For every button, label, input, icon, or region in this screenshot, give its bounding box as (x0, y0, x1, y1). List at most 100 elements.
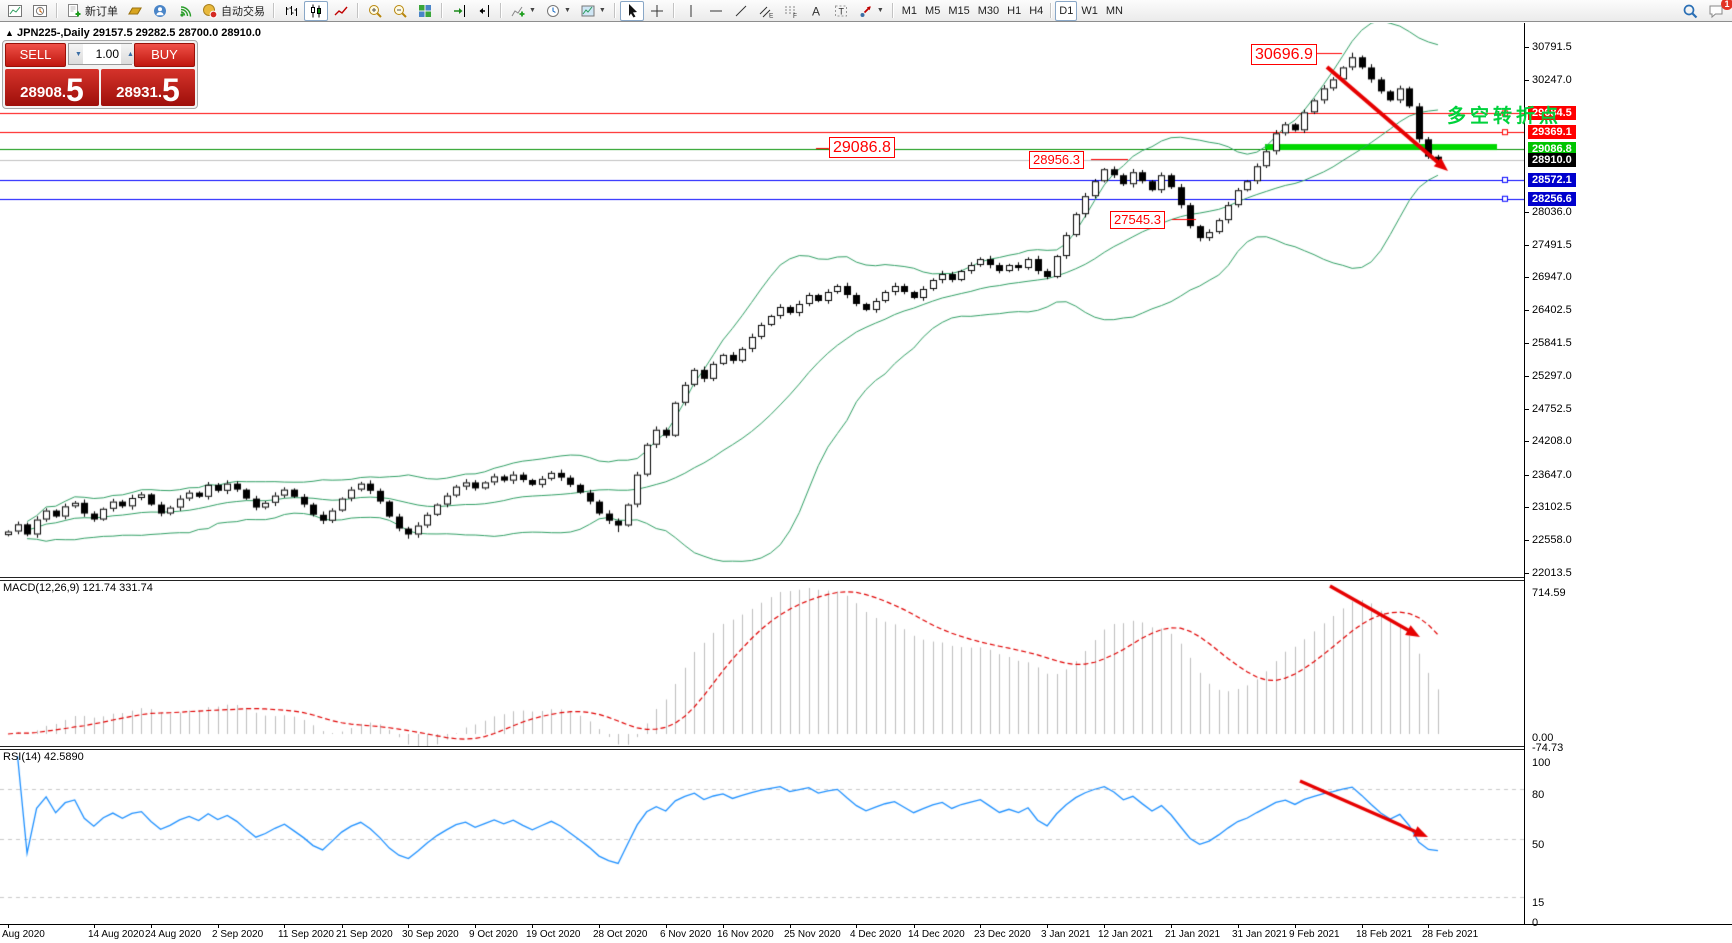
price-tick-mark (1525, 376, 1529, 377)
price-tick-label: 24752.5 (1532, 403, 1572, 415)
date-axis[interactable]: Aug 2020 14 Aug 2020 24 Aug 2020 2 Sep 2020… (0, 925, 1524, 943)
templates-icon (581, 5, 595, 16)
periods-button[interactable]: ▼ (541, 1, 575, 21)
autotrade-button[interactable]: 自动交易 (198, 1, 269, 21)
price-scale[interactable]: 30791.5 30247.0 28036.0 27491.5 26947.0 26402… (1525, 23, 1732, 929)
toolbar-separator (441, 3, 443, 18)
fibonacci-button[interactable]: F (779, 1, 803, 21)
bull-bear-turning-point-note[interactable]: 多空转折点 (1447, 106, 1563, 127)
price-tick-mark (1525, 47, 1529, 48)
crosshair-button[interactable] (645, 1, 669, 21)
collapse-icon[interactable]: ▲ (5, 28, 14, 38)
volume-increment-button[interactable]: ▲ (121, 44, 135, 64)
tile-windows-button[interactable] (413, 1, 437, 21)
date-tick-mark (1428, 925, 1429, 928)
timeframe-m5[interactable]: M5 (925, 4, 941, 17)
price-tick-mark (1525, 245, 1529, 246)
chat-button[interactable]: 1 (1704, 0, 1732, 21)
volume-stepper: ▼ ▲ (68, 43, 135, 65)
community-button[interactable] (148, 1, 172, 21)
signals-button[interactable] (173, 1, 197, 21)
price-tick-label: 24208.0 (1532, 435, 1572, 447)
price-tick-mark (1525, 310, 1529, 311)
timeframe-h1[interactable]: H1 (1007, 4, 1022, 17)
buy-button[interactable]: BUY (134, 43, 195, 67)
panel-divider[interactable] (0, 577, 1732, 581)
rsi-panel-canvas[interactable] (0, 749, 1524, 924)
channel-button[interactable]: E (754, 1, 778, 21)
annotation-peak-price[interactable]: 30696.9 (1251, 44, 1317, 65)
date-label: 11 Sep 2020 (278, 929, 334, 940)
profiles-button[interactable] (28, 1, 52, 21)
svg-text:A: A (812, 4, 820, 18)
ohlc-readout: 29157.5 29282.5 28700.0 28910.0 (92, 27, 262, 39)
toolbar-separator (613, 3, 616, 18)
trendline-button[interactable] (729, 1, 753, 21)
toolbar-separator (56, 3, 58, 18)
arrows-button[interactable]: ▼ (854, 1, 888, 21)
sell-button[interactable]: SELL (5, 43, 66, 67)
new-order-button[interactable]: 新订单 (62, 1, 122, 21)
text-label-button[interactable]: T (829, 1, 853, 21)
horizontal-line-icon (709, 10, 722, 11)
indicators-icon (511, 6, 525, 16)
bar-chart-button[interactable] (279, 1, 303, 21)
bar-chart-icon (286, 5, 297, 16)
buy-price-display[interactable]: 28931. 5 (101, 69, 195, 106)
price-level-chip: 28256.6 (1528, 192, 1576, 206)
channel-icon: E (759, 6, 774, 19)
timeframe-group: M1 M5 M15 M30 H1 H4 D1 W1 MN (898, 0, 1127, 21)
timeframe-d1[interactable]: D1 (1055, 0, 1078, 21)
date-label: 21 Jan 2021 (1165, 929, 1221, 940)
auto-scroll-button[interactable] (447, 1, 471, 21)
macd-tick-label: -74.73 (1532, 742, 1564, 754)
volume-input[interactable] (83, 44, 121, 64)
vertical-line-button[interactable] (679, 1, 703, 21)
main-chart-canvas[interactable] (0, 23, 1524, 577)
sell-price-display[interactable]: 28908. 5 (5, 69, 99, 106)
horizontal-line-button[interactable] (704, 1, 728, 21)
date-tick-mark (666, 925, 667, 928)
templates-button[interactable]: ▼ (576, 1, 610, 21)
new-chart-icon (8, 4, 22, 17)
rsi-tick-label: 15 (1532, 897, 1545, 909)
macd-panel-canvas[interactable] (0, 580, 1524, 746)
panel-divider[interactable] (0, 746, 1732, 750)
indicators-button[interactable]: ▼ (506, 1, 540, 21)
rsi-tick-label: 100 (1532, 757, 1551, 769)
toolbox-button[interactable] (123, 1, 147, 21)
timeframe-m15[interactable]: M15 (948, 4, 970, 17)
annotation-support-price[interactable]: 29086.8 (829, 137, 895, 158)
search-button[interactable] (1677, 1, 1703, 21)
cursor-button[interactable] (619, 0, 644, 21)
text-label-icon: T (834, 5, 847, 16)
annotation-breakout-price[interactable]: 28956.3 (1029, 151, 1084, 169)
timeframe-m30[interactable]: M30 (977, 4, 1000, 17)
price-level-chip: 28572.1 (1528, 173, 1576, 187)
date-label: 14 Dec 2020 (908, 929, 965, 940)
symbol-label: JPN225-,Daily (16, 27, 90, 39)
toolbox-icon (128, 7, 142, 14)
timeframe-mn[interactable]: MN (1105, 4, 1123, 17)
price-axis-line (1524, 23, 1525, 925)
volume-decrement-button[interactable]: ▼ (69, 44, 83, 64)
candlestick-button[interactable] (304, 0, 328, 21)
zoom-in-button[interactable] (363, 1, 387, 21)
toolbar-separator (273, 3, 275, 18)
new-chart-button[interactable] (3, 1, 27, 21)
line-chart-button[interactable] (329, 1, 353, 21)
annotation-swinglow-price[interactable]: 27545.3 (1110, 211, 1165, 229)
fibonacci-icon: F (784, 6, 797, 19)
price-tick-label: 30791.5 (1532, 41, 1572, 53)
zoom-out-button[interactable] (388, 1, 412, 21)
rsi-tick-label: 0 (1532, 917, 1539, 929)
timeframe-m1[interactable]: M1 (901, 4, 918, 17)
text-button[interactable]: A (804, 1, 828, 21)
date-label: 18 Feb 2021 (1356, 929, 1413, 940)
timeframe-h4[interactable]: H4 (1029, 4, 1044, 17)
chart-shift-button[interactable] (472, 1, 496, 21)
macd-label: MACD(12,26,9) 121.74 331.74 (3, 582, 153, 594)
date-tick-mark (1171, 925, 1172, 928)
timeframe-w1[interactable]: W1 (1081, 4, 1098, 17)
price-tick-mark (1525, 573, 1529, 574)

++++

» What is asked:
Can you arrange everything from the row containing "price-tick-mark (1525, 376, 1529, 377)" down to the row containing "periods-button[interactable]: ▼ (541, 1, 575, 21)" as a numbered list, with blank lines left out?

» Completed task:
1. price-tick-mark (1525, 376, 1529, 377)
2. price-tick-label: 24752.5 (1532, 403, 1572, 415)
3. date-axis[interactable]: Aug 2020 14 Aug 2020 24 Aug 2020 2 Sep 2020… (0, 925, 1524, 943)
4. templates-icon (581, 5, 595, 16)
5. periods-button[interactable]: ▼ (541, 1, 575, 21)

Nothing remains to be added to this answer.